━━ RECORDS PROVIDED ━━

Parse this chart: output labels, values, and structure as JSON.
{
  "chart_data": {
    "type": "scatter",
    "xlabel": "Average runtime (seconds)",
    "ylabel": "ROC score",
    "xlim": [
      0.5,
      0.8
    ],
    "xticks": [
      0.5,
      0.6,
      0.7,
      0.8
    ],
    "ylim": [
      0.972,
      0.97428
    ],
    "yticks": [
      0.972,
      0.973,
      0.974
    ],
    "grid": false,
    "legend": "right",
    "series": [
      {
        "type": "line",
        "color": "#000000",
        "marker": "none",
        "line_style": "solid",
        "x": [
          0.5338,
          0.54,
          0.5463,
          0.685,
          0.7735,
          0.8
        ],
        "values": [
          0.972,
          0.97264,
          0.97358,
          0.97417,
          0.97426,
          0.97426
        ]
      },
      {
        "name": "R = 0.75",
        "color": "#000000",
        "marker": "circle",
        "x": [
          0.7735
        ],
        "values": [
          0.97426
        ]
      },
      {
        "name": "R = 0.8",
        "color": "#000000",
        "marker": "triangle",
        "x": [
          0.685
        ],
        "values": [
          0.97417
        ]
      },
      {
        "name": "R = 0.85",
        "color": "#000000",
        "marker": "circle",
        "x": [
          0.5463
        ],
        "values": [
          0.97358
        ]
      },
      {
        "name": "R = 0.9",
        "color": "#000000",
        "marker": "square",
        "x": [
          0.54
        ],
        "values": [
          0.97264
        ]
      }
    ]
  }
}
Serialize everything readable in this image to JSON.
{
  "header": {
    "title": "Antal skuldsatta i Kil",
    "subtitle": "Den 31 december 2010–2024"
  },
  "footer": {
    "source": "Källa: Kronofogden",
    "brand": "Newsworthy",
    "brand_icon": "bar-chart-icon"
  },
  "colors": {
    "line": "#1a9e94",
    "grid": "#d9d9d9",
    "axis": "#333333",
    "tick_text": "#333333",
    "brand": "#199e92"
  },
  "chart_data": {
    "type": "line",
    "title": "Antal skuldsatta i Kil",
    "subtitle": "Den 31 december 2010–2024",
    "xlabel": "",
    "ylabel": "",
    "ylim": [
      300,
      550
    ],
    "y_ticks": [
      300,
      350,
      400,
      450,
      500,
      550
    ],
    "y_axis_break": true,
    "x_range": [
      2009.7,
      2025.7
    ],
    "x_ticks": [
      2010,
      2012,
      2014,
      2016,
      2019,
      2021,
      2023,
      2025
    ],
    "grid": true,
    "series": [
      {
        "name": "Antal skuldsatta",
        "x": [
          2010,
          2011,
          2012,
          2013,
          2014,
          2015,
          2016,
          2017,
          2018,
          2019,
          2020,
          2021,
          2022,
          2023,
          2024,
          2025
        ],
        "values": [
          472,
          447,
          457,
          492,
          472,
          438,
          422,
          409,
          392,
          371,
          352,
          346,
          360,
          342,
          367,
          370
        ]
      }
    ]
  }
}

━━━

• OBJECTIVE: Pick each line holding the word "this" out of the data and copy it.

• OUTPUT OF THE EXERCISE:
Parse this chart: output labels, values, and structure as JSON.
Serialize everything readable in this image to JSON.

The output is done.